▸ **GOAL OF THE EXERCISE**: Retype the records from the start through the line containing "share-arrow-icon bbox=[224, 409, 234, 418]", both ends included, without any changes.
* begin RECORDS PROVIDED *
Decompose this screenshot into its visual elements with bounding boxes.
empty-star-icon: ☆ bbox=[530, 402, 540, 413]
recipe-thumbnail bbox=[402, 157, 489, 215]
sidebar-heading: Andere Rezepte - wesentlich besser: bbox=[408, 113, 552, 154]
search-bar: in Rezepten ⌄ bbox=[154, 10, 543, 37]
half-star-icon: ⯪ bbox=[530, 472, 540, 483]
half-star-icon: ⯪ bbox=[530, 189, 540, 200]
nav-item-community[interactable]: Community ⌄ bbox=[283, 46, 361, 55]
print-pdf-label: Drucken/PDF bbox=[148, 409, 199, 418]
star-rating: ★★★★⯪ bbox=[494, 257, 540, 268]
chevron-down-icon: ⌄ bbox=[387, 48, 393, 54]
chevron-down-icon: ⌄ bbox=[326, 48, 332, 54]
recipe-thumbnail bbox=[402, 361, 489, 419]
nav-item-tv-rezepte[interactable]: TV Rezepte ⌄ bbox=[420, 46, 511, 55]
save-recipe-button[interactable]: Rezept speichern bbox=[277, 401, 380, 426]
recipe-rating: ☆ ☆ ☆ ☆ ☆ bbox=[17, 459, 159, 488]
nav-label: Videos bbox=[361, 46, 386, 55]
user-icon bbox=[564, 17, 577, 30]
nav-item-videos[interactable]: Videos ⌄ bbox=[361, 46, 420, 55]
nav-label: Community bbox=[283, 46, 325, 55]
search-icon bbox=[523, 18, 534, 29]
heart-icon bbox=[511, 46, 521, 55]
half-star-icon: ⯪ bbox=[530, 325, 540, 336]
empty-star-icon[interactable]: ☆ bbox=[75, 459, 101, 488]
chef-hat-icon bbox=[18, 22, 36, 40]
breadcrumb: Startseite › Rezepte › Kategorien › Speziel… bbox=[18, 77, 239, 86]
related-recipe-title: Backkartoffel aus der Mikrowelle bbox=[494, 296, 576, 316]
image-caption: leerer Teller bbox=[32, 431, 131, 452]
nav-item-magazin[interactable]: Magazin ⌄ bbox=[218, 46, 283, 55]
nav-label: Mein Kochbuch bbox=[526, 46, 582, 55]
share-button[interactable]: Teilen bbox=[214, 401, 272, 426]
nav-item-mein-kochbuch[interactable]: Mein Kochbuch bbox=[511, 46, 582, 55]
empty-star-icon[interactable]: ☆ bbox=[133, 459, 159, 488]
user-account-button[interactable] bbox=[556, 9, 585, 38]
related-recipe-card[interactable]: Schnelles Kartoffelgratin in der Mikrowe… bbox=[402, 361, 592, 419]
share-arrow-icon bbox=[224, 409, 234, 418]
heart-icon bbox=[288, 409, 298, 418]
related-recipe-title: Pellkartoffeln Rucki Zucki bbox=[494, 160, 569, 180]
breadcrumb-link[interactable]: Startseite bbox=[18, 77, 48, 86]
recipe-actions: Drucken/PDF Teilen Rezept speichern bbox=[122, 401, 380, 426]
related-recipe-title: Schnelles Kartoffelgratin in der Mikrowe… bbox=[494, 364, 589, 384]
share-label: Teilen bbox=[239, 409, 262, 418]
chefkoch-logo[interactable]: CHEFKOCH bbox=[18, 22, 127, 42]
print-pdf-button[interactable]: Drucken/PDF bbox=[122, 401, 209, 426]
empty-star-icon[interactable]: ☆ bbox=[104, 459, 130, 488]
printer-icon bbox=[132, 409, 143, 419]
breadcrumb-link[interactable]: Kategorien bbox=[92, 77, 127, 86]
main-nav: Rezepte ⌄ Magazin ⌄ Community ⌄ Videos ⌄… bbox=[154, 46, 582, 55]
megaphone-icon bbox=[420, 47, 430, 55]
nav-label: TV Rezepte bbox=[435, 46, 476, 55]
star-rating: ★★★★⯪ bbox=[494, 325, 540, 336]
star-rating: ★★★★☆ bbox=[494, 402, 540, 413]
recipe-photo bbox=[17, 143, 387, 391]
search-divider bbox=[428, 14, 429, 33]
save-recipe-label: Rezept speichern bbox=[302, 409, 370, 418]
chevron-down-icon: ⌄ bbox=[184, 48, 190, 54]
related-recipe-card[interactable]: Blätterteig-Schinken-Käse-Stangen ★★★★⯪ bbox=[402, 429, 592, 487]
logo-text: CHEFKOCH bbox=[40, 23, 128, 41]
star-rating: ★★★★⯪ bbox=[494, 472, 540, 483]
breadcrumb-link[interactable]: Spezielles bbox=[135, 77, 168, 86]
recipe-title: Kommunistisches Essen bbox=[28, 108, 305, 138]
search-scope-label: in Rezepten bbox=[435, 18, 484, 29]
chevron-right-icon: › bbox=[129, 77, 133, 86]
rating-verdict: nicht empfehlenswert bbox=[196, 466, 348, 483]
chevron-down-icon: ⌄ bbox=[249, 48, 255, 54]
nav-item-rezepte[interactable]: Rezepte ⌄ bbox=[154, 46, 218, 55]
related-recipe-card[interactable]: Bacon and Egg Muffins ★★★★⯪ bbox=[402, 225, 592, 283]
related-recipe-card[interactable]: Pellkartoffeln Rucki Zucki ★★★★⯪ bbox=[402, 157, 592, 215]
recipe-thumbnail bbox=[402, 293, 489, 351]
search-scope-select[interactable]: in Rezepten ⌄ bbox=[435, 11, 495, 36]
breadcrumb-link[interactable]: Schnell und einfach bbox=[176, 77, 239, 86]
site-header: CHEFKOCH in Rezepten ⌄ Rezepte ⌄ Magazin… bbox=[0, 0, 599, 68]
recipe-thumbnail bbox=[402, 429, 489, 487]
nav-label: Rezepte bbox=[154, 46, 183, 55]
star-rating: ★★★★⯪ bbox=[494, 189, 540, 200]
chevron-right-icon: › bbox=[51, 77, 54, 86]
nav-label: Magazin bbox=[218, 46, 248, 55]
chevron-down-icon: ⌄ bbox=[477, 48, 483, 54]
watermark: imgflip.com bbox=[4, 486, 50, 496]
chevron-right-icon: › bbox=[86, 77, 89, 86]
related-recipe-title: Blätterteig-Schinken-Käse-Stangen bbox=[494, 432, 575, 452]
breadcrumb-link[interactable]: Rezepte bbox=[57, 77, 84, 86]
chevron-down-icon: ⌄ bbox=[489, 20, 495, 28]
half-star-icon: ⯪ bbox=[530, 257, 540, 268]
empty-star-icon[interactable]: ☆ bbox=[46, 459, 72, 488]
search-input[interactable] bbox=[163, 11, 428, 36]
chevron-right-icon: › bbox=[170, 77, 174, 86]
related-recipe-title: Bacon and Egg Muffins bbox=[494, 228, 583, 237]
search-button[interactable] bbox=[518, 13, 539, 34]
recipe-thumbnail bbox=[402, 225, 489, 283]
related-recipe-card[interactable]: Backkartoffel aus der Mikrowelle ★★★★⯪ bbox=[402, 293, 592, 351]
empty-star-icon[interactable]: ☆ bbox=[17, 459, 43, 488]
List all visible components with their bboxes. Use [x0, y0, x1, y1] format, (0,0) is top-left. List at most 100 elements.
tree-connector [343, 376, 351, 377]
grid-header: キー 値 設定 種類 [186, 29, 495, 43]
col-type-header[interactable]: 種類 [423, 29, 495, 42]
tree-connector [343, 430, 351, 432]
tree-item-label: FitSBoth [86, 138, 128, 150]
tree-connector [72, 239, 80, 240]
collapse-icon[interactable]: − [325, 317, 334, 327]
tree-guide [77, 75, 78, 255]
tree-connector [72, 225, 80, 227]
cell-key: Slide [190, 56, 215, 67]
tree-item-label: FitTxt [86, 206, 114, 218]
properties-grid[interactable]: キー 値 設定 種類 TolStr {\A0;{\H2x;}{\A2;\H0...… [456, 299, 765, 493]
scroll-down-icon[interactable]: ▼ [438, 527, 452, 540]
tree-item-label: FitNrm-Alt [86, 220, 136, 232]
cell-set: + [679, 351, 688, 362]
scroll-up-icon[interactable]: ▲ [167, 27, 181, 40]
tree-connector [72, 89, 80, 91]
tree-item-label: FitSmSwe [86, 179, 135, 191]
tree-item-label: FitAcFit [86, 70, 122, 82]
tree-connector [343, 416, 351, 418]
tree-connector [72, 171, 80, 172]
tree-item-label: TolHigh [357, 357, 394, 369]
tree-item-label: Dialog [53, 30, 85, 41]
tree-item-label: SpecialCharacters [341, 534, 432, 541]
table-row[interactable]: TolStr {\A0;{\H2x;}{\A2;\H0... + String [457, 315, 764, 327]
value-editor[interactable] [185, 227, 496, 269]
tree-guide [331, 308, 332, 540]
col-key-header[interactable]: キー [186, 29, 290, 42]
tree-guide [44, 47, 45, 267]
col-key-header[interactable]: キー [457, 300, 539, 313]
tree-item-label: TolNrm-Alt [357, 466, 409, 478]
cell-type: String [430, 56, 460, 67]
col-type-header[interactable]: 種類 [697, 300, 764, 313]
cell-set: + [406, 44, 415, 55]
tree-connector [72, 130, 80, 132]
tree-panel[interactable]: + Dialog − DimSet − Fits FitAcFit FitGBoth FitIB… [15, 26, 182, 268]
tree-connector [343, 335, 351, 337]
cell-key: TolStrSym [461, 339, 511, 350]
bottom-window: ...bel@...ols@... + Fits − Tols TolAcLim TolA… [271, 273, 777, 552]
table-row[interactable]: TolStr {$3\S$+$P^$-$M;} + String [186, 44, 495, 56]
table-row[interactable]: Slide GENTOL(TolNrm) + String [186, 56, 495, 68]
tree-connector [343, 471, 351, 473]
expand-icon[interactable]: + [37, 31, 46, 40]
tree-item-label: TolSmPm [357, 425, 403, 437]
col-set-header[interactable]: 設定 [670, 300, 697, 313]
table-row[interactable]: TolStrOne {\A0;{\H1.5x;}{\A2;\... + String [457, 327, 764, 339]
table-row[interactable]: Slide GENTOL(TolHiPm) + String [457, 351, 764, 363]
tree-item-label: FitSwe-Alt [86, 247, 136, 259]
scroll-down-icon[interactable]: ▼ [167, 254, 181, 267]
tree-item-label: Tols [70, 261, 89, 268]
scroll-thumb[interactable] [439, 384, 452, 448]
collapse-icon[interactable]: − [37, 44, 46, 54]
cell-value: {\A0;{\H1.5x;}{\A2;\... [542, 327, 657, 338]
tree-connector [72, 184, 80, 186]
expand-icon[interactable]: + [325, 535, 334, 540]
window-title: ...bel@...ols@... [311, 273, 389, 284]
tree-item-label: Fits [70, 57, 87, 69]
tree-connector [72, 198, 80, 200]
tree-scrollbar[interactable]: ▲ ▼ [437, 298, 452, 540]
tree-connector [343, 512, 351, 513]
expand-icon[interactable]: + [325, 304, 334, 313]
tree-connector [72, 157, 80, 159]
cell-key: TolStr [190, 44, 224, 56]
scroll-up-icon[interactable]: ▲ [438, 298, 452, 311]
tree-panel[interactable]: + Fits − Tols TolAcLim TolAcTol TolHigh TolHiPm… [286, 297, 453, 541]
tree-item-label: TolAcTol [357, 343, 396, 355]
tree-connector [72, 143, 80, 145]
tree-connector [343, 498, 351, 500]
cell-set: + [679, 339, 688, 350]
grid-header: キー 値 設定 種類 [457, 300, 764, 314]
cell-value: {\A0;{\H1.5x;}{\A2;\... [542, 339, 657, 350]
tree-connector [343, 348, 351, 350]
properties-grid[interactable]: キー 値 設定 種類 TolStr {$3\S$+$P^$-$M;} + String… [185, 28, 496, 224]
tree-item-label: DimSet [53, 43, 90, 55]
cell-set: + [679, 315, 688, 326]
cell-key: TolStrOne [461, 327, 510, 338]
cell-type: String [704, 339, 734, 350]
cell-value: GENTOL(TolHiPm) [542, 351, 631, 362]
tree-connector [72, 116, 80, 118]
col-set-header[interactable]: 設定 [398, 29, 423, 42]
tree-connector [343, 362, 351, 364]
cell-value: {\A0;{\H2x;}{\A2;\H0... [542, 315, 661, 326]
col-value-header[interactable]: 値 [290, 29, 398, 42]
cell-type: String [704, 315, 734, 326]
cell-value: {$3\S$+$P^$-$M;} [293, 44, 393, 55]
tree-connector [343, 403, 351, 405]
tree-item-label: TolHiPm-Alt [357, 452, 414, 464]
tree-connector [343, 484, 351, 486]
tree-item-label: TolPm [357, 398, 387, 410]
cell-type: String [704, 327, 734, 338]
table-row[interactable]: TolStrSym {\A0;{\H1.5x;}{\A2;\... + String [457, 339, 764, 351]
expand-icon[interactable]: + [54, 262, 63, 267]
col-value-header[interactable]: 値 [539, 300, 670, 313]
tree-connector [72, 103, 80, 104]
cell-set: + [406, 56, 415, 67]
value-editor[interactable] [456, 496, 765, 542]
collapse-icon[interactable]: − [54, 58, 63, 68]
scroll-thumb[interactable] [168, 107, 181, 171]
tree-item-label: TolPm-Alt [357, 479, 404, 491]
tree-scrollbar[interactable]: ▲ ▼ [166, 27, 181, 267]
* end RECORDS PROVIDED *
▸ **REPLY**:
Decompose this screenshot into its visual elements with bounding boxes.
empty-star-icon: ☆ bbox=[530, 402, 540, 413]
recipe-thumbnail bbox=[402, 157, 489, 215]
sidebar-heading: Andere Rezepte - wesentlich besser: bbox=[408, 113, 552, 154]
search-bar: in Rezepten ⌄ bbox=[154, 10, 543, 37]
half-star-icon: ⯪ bbox=[530, 472, 540, 483]
half-star-icon: ⯪ bbox=[530, 189, 540, 200]
nav-item-community[interactable]: Community ⌄ bbox=[283, 46, 361, 55]
print-pdf-label: Drucken/PDF bbox=[148, 409, 199, 418]
star-rating: ★★★★⯪ bbox=[494, 257, 540, 268]
chevron-down-icon: ⌄ bbox=[387, 48, 393, 54]
chevron-down-icon: ⌄ bbox=[326, 48, 332, 54]
recipe-thumbnail bbox=[402, 361, 489, 419]
nav-item-tv-rezepte[interactable]: TV Rezepte ⌄ bbox=[420, 46, 511, 55]
save-recipe-button[interactable]: Rezept speichern bbox=[277, 401, 380, 426]
recipe-rating: ☆ ☆ ☆ ☆ ☆ bbox=[17, 459, 159, 488]
nav-label: Videos bbox=[361, 46, 386, 55]
user-icon bbox=[564, 17, 577, 30]
nav-item-videos[interactable]: Videos ⌄ bbox=[361, 46, 420, 55]
nav-label: Community bbox=[283, 46, 325, 55]
search-icon bbox=[523, 18, 534, 29]
heart-icon bbox=[511, 46, 521, 55]
half-star-icon: ⯪ bbox=[530, 325, 540, 336]
empty-star-icon[interactable]: ☆ bbox=[75, 459, 101, 488]
chef-hat-icon bbox=[18, 22, 36, 40]
breadcrumb: Startseite › Rezepte › Kategorien › Speziel… bbox=[18, 77, 239, 86]
related-recipe-title: Backkartoffel aus der Mikrowelle bbox=[494, 296, 576, 316]
image-caption: leerer Teller bbox=[32, 431, 131, 452]
nav-item-magazin[interactable]: Magazin ⌄ bbox=[218, 46, 283, 55]
nav-label: Mein Kochbuch bbox=[526, 46, 582, 55]
share-button[interactable]: Teilen bbox=[214, 401, 272, 426]
nav-item-mein-kochbuch[interactable]: Mein Kochbuch bbox=[511, 46, 582, 55]
empty-star-icon[interactable]: ☆ bbox=[133, 459, 159, 488]
user-account-button[interactable] bbox=[556, 9, 585, 38]
related-recipe-card[interactable]: Schnelles Kartoffelgratin in der Mikrowe… bbox=[402, 361, 592, 419]
share-arrow-icon bbox=[224, 409, 234, 418]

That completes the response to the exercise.